> _INSTRUCTIONS FOR THE TASK_
Your task is to output all the records below, word for word.

> _RECORDS FOR THE EXERCISE_
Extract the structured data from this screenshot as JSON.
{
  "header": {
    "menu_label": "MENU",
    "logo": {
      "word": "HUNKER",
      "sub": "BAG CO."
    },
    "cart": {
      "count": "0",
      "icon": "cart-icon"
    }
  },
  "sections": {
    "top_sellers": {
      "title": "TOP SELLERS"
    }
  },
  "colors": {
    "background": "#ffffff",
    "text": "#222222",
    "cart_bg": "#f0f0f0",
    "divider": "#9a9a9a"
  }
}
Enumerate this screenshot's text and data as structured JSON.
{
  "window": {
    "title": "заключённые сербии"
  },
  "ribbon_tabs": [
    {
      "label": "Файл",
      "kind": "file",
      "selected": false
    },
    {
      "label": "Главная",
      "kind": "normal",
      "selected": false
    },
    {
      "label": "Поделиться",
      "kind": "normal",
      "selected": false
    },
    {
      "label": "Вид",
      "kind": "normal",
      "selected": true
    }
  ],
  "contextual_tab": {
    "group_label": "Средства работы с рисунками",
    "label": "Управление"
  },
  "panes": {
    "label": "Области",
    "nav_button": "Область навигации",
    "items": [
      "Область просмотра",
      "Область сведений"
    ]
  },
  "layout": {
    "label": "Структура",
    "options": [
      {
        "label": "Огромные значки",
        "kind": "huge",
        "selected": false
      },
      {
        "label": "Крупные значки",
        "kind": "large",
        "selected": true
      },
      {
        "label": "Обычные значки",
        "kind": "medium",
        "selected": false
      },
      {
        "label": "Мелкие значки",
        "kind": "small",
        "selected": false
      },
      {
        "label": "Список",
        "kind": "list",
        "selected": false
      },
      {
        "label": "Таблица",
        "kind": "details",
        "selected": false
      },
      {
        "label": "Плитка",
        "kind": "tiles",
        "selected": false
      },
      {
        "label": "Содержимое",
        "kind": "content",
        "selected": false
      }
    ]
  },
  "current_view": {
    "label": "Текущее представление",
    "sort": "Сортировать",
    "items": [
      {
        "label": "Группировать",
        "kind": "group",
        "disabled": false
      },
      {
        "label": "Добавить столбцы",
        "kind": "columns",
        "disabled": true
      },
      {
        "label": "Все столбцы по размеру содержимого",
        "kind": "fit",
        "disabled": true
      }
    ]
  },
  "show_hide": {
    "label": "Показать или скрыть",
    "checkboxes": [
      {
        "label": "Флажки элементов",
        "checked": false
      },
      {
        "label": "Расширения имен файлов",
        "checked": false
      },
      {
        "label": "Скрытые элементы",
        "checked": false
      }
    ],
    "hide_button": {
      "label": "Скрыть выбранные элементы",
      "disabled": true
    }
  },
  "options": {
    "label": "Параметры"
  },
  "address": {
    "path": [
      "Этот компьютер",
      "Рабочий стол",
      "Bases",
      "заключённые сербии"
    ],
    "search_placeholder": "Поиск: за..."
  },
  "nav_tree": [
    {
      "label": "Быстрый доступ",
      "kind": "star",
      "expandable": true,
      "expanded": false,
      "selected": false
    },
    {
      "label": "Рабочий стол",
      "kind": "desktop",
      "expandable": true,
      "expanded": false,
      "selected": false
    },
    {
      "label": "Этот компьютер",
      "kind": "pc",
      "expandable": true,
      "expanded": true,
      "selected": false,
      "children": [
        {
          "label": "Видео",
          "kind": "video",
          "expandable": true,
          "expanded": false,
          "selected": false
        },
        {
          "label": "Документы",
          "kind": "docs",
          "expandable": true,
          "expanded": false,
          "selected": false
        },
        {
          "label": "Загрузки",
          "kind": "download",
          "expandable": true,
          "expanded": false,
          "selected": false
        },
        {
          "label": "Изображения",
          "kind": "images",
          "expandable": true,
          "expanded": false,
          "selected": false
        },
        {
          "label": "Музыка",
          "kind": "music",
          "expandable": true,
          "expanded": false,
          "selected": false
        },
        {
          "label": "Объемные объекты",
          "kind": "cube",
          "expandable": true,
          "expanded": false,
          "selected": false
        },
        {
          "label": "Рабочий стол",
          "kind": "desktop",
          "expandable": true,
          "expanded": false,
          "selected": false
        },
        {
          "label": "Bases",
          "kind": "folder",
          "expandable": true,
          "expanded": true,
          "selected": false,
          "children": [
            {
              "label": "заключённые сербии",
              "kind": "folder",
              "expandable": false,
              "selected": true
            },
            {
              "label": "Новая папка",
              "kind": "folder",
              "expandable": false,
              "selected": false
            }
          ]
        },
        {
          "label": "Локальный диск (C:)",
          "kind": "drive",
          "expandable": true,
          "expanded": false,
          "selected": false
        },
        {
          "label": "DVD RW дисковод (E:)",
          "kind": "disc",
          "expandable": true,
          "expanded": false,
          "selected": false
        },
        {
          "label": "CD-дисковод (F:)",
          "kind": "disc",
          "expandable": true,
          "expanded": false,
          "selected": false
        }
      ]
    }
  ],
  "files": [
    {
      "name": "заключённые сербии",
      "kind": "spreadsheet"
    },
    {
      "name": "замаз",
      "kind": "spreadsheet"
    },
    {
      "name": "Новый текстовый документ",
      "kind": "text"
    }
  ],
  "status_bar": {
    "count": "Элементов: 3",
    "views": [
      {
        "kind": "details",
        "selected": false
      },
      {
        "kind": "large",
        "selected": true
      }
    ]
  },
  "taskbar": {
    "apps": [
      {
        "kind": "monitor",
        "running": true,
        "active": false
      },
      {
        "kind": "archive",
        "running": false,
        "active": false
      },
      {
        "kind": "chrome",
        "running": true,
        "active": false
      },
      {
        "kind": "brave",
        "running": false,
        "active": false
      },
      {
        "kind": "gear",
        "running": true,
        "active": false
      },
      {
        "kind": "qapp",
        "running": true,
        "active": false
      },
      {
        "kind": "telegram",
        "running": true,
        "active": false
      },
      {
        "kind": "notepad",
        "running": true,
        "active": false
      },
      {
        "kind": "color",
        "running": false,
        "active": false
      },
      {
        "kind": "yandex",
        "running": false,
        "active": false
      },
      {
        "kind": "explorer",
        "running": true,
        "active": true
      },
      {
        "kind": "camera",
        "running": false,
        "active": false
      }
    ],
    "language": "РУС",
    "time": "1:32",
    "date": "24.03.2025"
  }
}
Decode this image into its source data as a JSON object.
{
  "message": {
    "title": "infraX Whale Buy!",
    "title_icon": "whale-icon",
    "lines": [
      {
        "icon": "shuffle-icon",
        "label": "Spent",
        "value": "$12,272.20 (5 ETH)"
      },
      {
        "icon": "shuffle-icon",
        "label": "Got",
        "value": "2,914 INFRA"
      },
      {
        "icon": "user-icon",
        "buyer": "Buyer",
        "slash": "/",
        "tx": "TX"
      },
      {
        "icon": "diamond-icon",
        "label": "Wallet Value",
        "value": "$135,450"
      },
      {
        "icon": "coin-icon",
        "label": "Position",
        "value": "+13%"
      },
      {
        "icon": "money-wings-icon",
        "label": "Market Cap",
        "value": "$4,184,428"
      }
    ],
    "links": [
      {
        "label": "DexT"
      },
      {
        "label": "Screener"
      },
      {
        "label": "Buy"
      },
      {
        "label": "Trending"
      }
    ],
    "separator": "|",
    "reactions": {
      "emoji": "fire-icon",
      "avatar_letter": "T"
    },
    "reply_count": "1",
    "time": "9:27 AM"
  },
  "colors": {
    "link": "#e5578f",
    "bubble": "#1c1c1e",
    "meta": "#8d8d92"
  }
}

> _FULL SOLUTION_
Extract the structured data from this screenshot as JSON.
{
  "header": {
    "menu_label": "MENU",
    "logo": {
      "word": "HUNKER",
      "sub": "BAG CO."
    },
    "cart": {
      "count": "0",
      "icon": "cart-icon"
    }
  },
  "sections": {
    "top_sellers": {
      "title": "TOP SELLERS"
    }
  },
  "colors": {
    "background": "#ffffff",
    "text": "#222222",
    "cart_bg": "#f0f0f0",
    "divider": "#9a9a9a"
  }
}
Enumerate this screenshot's text and data as structured JSON.
{
  "window": {
    "title": "заключённые сербии"
  },
  "ribbon_tabs": [
    {
      "label": "Файл",
      "kind": "file",
      "selected": false
    },
    {
      "label": "Главная",
      "kind": "normal",
      "selected": false
    },
    {
      "label": "Поделиться",
      "kind": "normal",
      "selected": false
    },
    {
      "label": "Вид",
      "kind": "normal",
      "selected": true
    }
  ],
  "contextual_tab": {
    "group_label": "Средства работы с рисунками",
    "label": "Управление"
  },
  "panes": {
    "label": "Области",
    "nav_button": "Область навигации",
    "items": [
      "Область просмотра",
      "Область сведений"
    ]
  },
  "layout": {
    "label": "Структура",
    "options": [
      {
        "label": "Огромные значки",
        "kind": "huge",
        "selected": false
      },
      {
        "label": "Крупные значки",
        "kind": "large",
        "selected": true
      },
      {
        "label": "Обычные значки",
        "kind": "medium",
        "selected": false
      },
      {
        "label": "Мелкие значки",
        "kind": "small",
        "selected": false
      },
      {
        "label": "Список",
        "kind": "list",
        "selected": false
      },
      {
        "label": "Таблица",
        "kind": "details",
        "selected": false
      },
      {
        "label": "Плитка",
        "kind": "tiles",
        "selected": false
      },
      {
        "label": "Содержимое",
        "kind": "content",
        "selected": false
      }
    ]
  },
  "current_view": {
    "label": "Текущее представление",
    "sort": "Сортировать",
    "items": [
      {
        "label": "Группировать",
        "kind": "group",
        "disabled": false
      },
      {
        "label": "Добавить столбцы",
        "kind": "columns",
        "disabled": true
      },
      {
        "label": "Все столбцы по размеру содержимого",
        "kind": "fit",
        "disabled": true
      }
    ]
  },
  "show_hide": {
    "label": "Показать или скрыть",
    "checkboxes": [
      {
        "label": "Флажки элементов",
        "checked": false
      },
      {
        "label": "Расширения имен файлов",
        "checked": false
      },
      {
        "label": "Скрытые элементы",
        "checked": false
      }
    ],
    "hide_button": {
      "label": "Скрыть выбранные элементы",
      "disabled": true
    }
  },
  "options": {
    "label": "Параметры"
  },
  "address": {
    "path": [
      "Этот компьютер",
      "Рабочий стол",
      "Bases",
      "заключённые сербии"
    ],
    "search_placeholder": "Поиск: за..."
  },
  "nav_tree": [
    {
      "label": "Быстрый доступ",
      "kind": "star",
      "expandable": true,
      "expanded": false,
      "selected": false
    },
    {
      "label": "Рабочий стол",
      "kind": "desktop",
      "expandable": true,
      "expanded": false,
      "selected": false
    },
    {
      "label": "Этот компьютер",
      "kind": "pc",
      "expandable": true,
      "expanded": true,
      "selected": false,
      "children": [
        {
          "label": "Видео",
          "kind": "video",
          "expandable": true,
          "expanded": false,
          "selected": false
        },
        {
          "label": "Документы",
          "kind": "docs",
          "expandable": true,
          "expanded": false,
          "selected": false
        },
        {
          "label": "Загрузки",
          "kind": "download",
          "expandable": true,
          "expanded": false,
          "selected": false
        },
        {
          "label": "Изображения",
          "kind": "images",
          "expandable": true,
          "expanded": false,
          "selected": false
        },
        {
          "label": "Музыка",
          "kind": "music",
          "expandable": true,
          "expanded": false,
          "selected": false
        },
        {
          "label": "Объемные объекты",
          "kind": "cube",
          "expandable": true,
          "expanded": false,
          "selected": false
        },
        {
          "label": "Рабочий стол",
          "kind": "desktop",
          "expandable": true,
          "expanded": false,
          "selected": false
        },
        {
          "label": "Bases",
          "kind": "folder",
          "expandable": true,
          "expanded": true,
          "selected": false,
          "children": [
            {
              "label": "заключённые сербии",
              "kind": "folder",
              "expandable": false,
              "selected": true
            },
            {
              "label": "Новая папка",
              "kind": "folder",
              "expandable": false,
              "selected": false
            }
          ]
        },
        {
          "label": "Локальный диск (C:)",
          "kind": "drive",
          "expandable": true,
          "expanded": false,
          "selected": false
        },
        {
          "label": "DVD RW дисковод (E:)",
          "kind": "disc",
          "expandable": true,
          "expanded": false,
          "selected": false
        },
        {
          "label": "CD-дисковод (F:)",
          "kind": "disc",
          "expandable": true,
          "expanded": false,
          "selected": false
        }
      ]
    }
  ],
  "files": [
    {
      "name": "заключённые сербии",
      "kind": "spreadsheet"
    },
    {
      "name": "замаз",
      "kind": "spreadsheet"
    },
    {
      "name": "Новый текстовый документ",
      "kind": "text"
    }
  ],
  "status_bar": {
    "count": "Элементов: 3",
    "views": [
      {
        "kind": "details",
        "selected": false
      },
      {
        "kind": "large",
        "selected": true
      }
    ]
  },
  "taskbar": {
    "apps": [
      {
        "kind": "monitor",
        "running": true,
        "active": false
      },
      {
        "kind": "archive",
        "running": false,
        "active": false
      },
      {
        "kind": "chrome",
        "running": true,
        "active": false
      },
      {
        "kind": "brave",
        "running": false,
        "active": false
      },
      {
        "kind": "gear",
        "running": true,
        "active": false
      },
      {
        "kind": "qapp",
        "running": true,
        "active": false
      },
      {
        "kind": "telegram",
        "running": true,
        "active": false
      },
      {
        "kind": "notepad",
        "running": true,
        "active": false
      },
      {
        "kind": "color",
        "running": false,
        "active": false
      },
      {
        "kind": "yandex",
        "running": false,
        "active": false
      },
      {
        "kind": "explorer",
        "running": true,
        "active": true
      },
      {
        "kind": "camera",
        "running": false,
        "active": false
      }
    ],
    "language": "РУС",
    "time": "1:32",
    "date": "24.03.2025"
  }
}
Decode this image into its source data as a JSON object.
{
  "message": {
    "title": "infraX Whale Buy!",
    "title_icon": "whale-icon",
    "lines": [
      {
        "icon": "shuffle-icon",
        "label": "Spent",
        "value": "$12,272.20 (5 ETH)"
      },
      {
        "icon": "shuffle-icon",
        "label": "Got",
        "value": "2,914 INFRA"
      },
      {
        "icon": "user-icon",
        "buyer": "Buyer",
        "slash": "/",
        "tx": "TX"
      },
      {
        "icon": "diamond-icon",
        "label": "Wallet Value",
        "value": "$135,450"
      },
      {
        "icon": "coin-icon",
        "label": "Position",
        "value": "+13%"
      },
      {
        "icon": "money-wings-icon",
        "label": "Market Cap",
        "value": "$4,184,428"
      }
    ],
    "links": [
      {
        "label": "DexT"
      },
      {
        "label": "Screener"
      },
      {
        "label": "Buy"
      },
      {
        "label": "Trending"
      }
    ],
    "separator": "|",
    "reactions": {
      "emoji": "fire-icon",
      "avatar_letter": "T"
    },
    "reply_count": "1",
    "time": "9:27 AM"
  },
  "colors": {
    "link": "#e5578f",
    "bubble": "#1c1c1e",
    "meta": "#8d8d92"
  }
}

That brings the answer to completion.